>> begin

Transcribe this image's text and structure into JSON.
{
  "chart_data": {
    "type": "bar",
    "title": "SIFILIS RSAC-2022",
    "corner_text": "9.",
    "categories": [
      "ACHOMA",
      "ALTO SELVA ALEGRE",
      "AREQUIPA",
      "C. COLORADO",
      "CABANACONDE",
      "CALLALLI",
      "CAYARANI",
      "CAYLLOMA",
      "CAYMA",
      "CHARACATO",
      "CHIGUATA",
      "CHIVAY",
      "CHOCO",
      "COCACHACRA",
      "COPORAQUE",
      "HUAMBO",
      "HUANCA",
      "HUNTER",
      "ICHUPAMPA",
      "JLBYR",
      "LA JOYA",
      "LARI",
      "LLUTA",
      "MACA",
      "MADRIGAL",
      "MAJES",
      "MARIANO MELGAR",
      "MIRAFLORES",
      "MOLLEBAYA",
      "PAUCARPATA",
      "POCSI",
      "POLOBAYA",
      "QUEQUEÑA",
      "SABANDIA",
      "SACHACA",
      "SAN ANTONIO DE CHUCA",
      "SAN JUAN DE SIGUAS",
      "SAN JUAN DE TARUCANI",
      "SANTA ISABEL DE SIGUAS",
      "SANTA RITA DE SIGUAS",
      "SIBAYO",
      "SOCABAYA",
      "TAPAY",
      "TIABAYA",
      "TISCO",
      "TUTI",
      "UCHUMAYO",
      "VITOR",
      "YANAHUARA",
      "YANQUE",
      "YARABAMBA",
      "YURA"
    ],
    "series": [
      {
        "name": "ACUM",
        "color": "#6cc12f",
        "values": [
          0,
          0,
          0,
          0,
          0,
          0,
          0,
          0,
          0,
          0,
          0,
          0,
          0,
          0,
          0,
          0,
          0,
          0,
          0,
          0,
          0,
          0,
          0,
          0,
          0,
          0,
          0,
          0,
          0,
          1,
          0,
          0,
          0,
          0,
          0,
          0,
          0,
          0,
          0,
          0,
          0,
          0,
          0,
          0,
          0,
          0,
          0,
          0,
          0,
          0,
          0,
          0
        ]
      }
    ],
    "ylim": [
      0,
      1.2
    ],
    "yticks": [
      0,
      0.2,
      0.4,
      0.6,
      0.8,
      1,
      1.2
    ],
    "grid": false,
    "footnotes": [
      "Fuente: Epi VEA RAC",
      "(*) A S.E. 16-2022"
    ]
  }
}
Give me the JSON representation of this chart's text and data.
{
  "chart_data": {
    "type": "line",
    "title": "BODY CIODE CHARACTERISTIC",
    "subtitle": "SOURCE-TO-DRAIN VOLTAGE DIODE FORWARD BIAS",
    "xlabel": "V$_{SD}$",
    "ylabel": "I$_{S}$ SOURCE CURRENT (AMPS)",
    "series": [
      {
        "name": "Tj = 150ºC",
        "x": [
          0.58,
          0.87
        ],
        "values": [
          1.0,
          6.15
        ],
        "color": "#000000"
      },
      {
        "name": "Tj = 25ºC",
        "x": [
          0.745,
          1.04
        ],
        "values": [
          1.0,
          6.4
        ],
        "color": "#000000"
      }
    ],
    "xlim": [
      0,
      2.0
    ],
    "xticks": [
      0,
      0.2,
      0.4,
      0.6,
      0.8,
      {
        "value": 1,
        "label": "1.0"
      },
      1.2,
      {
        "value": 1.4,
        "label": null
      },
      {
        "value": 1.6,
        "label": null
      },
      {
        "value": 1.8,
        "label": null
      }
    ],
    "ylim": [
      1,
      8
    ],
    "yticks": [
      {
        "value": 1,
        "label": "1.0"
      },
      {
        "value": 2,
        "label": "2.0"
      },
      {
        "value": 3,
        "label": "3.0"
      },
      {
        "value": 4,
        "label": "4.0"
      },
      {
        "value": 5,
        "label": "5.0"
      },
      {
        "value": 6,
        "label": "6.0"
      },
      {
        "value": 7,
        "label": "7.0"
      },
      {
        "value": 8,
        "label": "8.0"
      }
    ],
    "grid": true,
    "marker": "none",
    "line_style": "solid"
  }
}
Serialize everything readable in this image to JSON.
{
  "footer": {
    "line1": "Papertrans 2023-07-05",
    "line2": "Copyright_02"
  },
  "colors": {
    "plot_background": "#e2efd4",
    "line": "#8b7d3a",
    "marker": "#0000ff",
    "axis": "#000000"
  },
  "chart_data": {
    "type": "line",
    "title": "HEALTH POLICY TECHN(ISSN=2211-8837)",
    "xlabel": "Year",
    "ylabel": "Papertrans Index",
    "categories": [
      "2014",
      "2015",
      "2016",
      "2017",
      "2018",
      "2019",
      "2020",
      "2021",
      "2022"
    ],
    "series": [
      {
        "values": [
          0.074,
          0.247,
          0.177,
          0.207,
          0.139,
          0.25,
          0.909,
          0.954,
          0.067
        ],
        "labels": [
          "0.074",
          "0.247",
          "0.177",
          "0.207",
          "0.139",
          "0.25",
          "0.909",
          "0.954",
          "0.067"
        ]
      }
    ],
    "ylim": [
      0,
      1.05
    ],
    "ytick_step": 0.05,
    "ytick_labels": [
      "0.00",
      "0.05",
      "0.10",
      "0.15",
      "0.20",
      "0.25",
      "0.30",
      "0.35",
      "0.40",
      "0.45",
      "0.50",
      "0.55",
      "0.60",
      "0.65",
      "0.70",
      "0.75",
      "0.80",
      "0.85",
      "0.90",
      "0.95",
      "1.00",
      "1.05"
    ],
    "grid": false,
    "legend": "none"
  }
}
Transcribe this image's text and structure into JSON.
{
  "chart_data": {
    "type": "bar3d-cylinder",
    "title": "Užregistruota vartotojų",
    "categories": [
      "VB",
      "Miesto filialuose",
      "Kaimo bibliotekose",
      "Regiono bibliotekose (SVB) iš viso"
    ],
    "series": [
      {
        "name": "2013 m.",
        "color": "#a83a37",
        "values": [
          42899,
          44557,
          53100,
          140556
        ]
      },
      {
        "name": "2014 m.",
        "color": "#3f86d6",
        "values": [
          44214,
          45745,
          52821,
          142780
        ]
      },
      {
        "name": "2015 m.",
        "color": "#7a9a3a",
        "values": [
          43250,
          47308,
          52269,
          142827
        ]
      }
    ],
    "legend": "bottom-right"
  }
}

>> end

Prompt: Retype the listing exactly, in full.

Solution below:
Transcribe this image's text and structure into JSON.
{
  "chart_data": {
    "type": "bar",
    "title": "SIFILIS RSAC-2022",
    "corner_text": "9.",
    "categories": [
      "ACHOMA",
      "ALTO SELVA ALEGRE",
      "AREQUIPA",
      "C. COLORADO",
      "CABANACONDE",
      "CALLALLI",
      "CAYARANI",
      "CAYLLOMA",
      "CAYMA",
      "CHARACATO",
      "CHIGUATA",
      "CHIVAY",
      "CHOCO",
      "COCACHACRA",
      "COPORAQUE",
      "HUAMBO",
      "HUANCA",
      "HUNTER",
      "ICHUPAMPA",
      "JLBYR",
      "LA JOYA",
      "LARI",
      "LLUTA",
      "MACA",
      "MADRIGAL",
      "MAJES",
      "MARIANO MELGAR",
      "MIRAFLORES",
      "MOLLEBAYA",
      "PAUCARPATA",
      "POCSI",
      "POLOBAYA",
      "QUEQUEÑA",
      "SABANDIA",
      "SACHACA",
      "SAN ANTONIO DE CHUCA",
      "SAN JUAN DE SIGUAS",
      "SAN JUAN DE TARUCANI",
      "SANTA ISABEL DE SIGUAS",
      "SANTA RITA DE SIGUAS",
      "SIBAYO",
      "SOCABAYA",
      "TAPAY",
      "TIABAYA",
      "TISCO",
      "TUTI",
      "UCHUMAYO",
      "VITOR",
      "YANAHUARA",
      "YANQUE",
      "YARABAMBA",
      "YURA"
    ],
    "series": [
      {
        "name": "ACUM",
        "color": "#6cc12f",
        "values": [
          0,
          0,
          0,
          0,
          0,
          0,
          0,
          0,
          0,
          0,
          0,
          0,
          0,
          0,
          0,
          0,
          0,
          0,
          0,
          0,
          0,
          0,
          0,
          0,
          0,
          0,
          0,
          0,
          0,
          1,
          0,
          0,
          0,
          0,
          0,
          0,
          0,
          0,
          0,
          0,
          0,
          0,
          0,
          0,
          0,
          0,
          0,
          0,
          0,
          0,
          0,
          0
        ]
      }
    ],
    "ylim": [
      0,
      1.2
    ],
    "yticks": [
      0,
      0.2,
      0.4,
      0.6,
      0.8,
      1,
      1.2
    ],
    "grid": false,
    "footnotes": [
      "Fuente: Epi VEA RAC",
      "(*) A S.E. 16-2022"
    ]
  }
}
Give me the JSON representation of this chart's text and data.
{
  "chart_data": {
    "type": "line",
    "title": "BODY CIODE CHARACTERISTIC",
    "subtitle": "SOURCE-TO-DRAIN VOLTAGE DIODE FORWARD BIAS",
    "xlabel": "V$_{SD}$",
    "ylabel": "I$_{S}$ SOURCE CURRENT (AMPS)",
    "series": [
      {
        "name": "Tj = 150ºC",
        "x": [
          0.58,
          0.87
        ],
        "values": [
          1.0,
          6.15
        ],
        "color": "#000000"
      },
      {
        "name": "Tj = 25ºC",
        "x": [
          0.745,
          1.04
        ],
        "values": [
          1.0,
          6.4
        ],
        "color": "#000000"
      }
    ],
    "xlim": [
      0,
      2.0
    ],
    "xticks": [
      0,
      0.2,
      0.4,
      0.6,
      0.8,
      {
        "value": 1,
        "label": "1.0"
      },
      1.2,
      {
        "value": 1.4,
        "label": null
      },
      {
        "value": 1.6,
        "label": null
      },
      {
        "value": 1.8,
        "label": null
      }
    ],
    "ylim": [
      1,
      8
    ],
    "yticks": [
      {
        "value": 1,
        "label": "1.0"
      },
      {
        "value": 2,
        "label": "2.0"
      },
      {
        "value": 3,
        "label": "3.0"
      },
      {
        "value": 4,
        "label": "4.0"
      },
      {
        "value": 5,
        "label": "5.0"
      },
      {
        "value": 6,
        "label": "6.0"
      },
      {
        "value": 7,
        "label": "7.0"
      },
      {
        "value": 8,
        "label": "8.0"
      }
    ],
    "grid": true,
    "marker": "none",
    "line_style": "solid"
  }
}
Serialize everything readable in this image to JSON.
{
  "footer": {
    "line1": "Papertrans 2023-07-05",
    "line2": "Copyright_02"
  },
  "colors": {
    "plot_background": "#e2efd4",
    "line": "#8b7d3a",
    "marker": "#0000ff",
    "axis": "#000000"
  },
  "chart_data": {
    "type": "line",
    "title": "HEALTH POLICY TECHN(ISSN=2211-8837)",
    "xlabel": "Year",
    "ylabel": "Papertrans Index",
    "categories": [
      "2014",
      "2015",
      "2016",
      "2017",
      "2018",
      "2019",
      "2020",
      "2021",
      "2022"
    ],
    "series": [
      {
        "values": [
          0.074,
          0.247,
          0.177,
          0.207,
          0.139,
          0.25,
          0.909,
          0.954,
          0.067
        ],
        "labels": [
          "0.074",
          "0.247",
          "0.177",
          "0.207",
          "0.139",
          "0.25",
          "0.909",
          "0.954",
          "0.067"
        ]
      }
    ],
    "ylim": [
      0,
      1.05
    ],
    "ytick_step": 0.05,
    "ytick_labels": [
      "0.00",
      "0.05",
      "0.10",
      "0.15",
      "0.20",
      "0.25",
      "0.30",
      "0.35",
      "0.40",
      "0.45",
      "0.50",
      "0.55",
      "0.60",
      "0.65",
      "0.70",
      "0.75",
      "0.80",
      "0.85",
      "0.90",
      "0.95",
      "1.00",
      "1.05"
    ],
    "grid": false,
    "legend": "none"
  }
}
Transcribe this image's text and structure into JSON.
{
  "chart_data": {
    "type": "bar3d-cylinder",
    "title": "Užregistruota vartotojų",
    "categories": [
      "VB",
      "Miesto filialuose",
      "Kaimo bibliotekose",
      "Regiono bibliotekose (SVB) iš viso"
    ],
    "series": [
      {
        "name": "2013 m.",
        "color": "#a83a37",
        "values": [
          42899,
          44557,
          53100,
          140556
        ]
      },
      {
        "name": "2014 m.",
        "color": "#3f86d6",
        "values": [
          44214,
          45745,
          52821,
          142780
        ]
      },
      {
        "name": "2015 m.",
        "color": "#7a9a3a",
        "values": [
          43250,
          47308,
          52269,
          142827
        ]
      }
    ],
    "legend": "bottom-right"
  }
}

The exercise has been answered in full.